= Beginning of Section =

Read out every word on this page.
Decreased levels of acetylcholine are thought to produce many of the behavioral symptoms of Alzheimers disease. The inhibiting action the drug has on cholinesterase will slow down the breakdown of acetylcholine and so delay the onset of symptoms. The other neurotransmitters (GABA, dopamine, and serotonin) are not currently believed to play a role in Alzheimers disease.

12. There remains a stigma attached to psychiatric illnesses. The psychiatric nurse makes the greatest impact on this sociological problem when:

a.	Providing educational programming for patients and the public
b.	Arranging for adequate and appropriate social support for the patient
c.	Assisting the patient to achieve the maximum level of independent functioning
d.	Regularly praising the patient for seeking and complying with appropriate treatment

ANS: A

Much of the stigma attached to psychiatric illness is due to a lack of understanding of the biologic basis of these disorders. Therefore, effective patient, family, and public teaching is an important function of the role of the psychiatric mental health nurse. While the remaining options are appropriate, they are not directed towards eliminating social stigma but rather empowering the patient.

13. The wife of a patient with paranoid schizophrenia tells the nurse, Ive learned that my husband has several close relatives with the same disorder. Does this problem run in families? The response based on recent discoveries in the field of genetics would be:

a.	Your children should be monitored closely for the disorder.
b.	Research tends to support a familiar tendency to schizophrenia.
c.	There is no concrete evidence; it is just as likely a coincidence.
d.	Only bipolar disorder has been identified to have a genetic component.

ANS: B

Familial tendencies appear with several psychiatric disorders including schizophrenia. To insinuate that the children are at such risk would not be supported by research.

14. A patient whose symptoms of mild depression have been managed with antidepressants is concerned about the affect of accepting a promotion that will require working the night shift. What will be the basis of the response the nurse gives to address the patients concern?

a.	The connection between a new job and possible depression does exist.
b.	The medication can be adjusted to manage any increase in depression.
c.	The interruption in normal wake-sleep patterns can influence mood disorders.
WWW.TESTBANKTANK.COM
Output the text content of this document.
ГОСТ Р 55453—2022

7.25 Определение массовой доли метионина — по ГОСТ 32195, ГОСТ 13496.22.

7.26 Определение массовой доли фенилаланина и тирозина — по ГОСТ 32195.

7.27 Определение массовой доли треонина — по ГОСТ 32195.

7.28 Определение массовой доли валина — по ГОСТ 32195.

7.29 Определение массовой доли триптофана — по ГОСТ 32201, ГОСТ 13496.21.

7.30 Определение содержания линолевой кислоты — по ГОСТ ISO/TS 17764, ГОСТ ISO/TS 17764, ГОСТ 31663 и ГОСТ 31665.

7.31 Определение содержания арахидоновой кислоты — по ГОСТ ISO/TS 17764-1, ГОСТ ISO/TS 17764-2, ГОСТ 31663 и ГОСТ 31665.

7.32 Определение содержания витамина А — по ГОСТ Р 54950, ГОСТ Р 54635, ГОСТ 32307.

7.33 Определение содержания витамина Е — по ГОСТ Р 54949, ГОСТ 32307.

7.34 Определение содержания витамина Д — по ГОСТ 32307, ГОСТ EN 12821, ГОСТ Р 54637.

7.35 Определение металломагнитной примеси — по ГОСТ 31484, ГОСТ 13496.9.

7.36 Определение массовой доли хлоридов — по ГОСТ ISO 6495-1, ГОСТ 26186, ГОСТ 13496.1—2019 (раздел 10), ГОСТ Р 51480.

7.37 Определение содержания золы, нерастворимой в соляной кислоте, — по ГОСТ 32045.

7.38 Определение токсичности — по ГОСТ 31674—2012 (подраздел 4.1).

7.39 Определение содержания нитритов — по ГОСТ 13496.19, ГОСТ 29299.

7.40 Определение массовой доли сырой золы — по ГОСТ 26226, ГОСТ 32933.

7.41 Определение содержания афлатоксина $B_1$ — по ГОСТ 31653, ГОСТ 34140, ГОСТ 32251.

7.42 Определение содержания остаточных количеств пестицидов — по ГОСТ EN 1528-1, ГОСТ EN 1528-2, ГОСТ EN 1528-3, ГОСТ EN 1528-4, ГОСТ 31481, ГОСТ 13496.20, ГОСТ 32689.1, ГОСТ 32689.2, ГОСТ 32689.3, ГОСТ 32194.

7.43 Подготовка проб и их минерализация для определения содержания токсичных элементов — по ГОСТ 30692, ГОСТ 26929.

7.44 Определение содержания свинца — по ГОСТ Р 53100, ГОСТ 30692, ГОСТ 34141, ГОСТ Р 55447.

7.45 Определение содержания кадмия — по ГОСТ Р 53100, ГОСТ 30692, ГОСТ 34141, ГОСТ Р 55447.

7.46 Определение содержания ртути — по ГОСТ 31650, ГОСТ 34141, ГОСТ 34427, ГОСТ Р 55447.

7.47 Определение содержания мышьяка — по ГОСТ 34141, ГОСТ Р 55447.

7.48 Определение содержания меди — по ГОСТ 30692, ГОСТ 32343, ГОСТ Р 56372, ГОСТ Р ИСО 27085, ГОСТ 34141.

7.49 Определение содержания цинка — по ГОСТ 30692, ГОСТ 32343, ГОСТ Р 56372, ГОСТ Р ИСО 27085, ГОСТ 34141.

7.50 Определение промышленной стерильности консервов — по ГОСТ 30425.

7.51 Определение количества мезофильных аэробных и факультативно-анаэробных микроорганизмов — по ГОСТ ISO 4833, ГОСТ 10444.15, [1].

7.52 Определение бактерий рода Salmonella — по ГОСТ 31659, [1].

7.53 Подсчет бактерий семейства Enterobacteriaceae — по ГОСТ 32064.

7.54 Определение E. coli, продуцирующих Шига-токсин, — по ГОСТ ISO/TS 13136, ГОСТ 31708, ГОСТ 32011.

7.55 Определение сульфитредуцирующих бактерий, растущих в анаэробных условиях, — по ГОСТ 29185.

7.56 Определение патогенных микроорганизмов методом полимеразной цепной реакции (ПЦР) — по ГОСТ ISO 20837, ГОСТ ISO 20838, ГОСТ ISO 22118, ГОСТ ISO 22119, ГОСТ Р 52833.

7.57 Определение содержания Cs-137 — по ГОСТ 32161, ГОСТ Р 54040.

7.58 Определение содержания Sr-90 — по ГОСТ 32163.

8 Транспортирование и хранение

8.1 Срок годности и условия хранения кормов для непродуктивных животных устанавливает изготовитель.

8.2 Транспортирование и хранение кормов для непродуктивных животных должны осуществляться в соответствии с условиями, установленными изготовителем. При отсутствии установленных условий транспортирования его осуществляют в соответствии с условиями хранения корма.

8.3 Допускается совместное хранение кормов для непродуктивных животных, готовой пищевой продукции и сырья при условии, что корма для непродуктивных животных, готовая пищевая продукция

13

= End of Section =

◆ TRY IT
All lines in the listing above with the string "problem" should be returned.

◆ OUTPUT FOR THIS EXERCISE
12. There remains a stigma attached to psychiatric illnesses. The psychiatric nurse makes the greatest impact on this sociological problem when:
13. The wife of a patient with paranoid schizophrenia tells the nurse, Ive learned that my husband has several close relatives with the same disorder. Does this problem run in families? The response based on recent discoveries in the field of genetics would be:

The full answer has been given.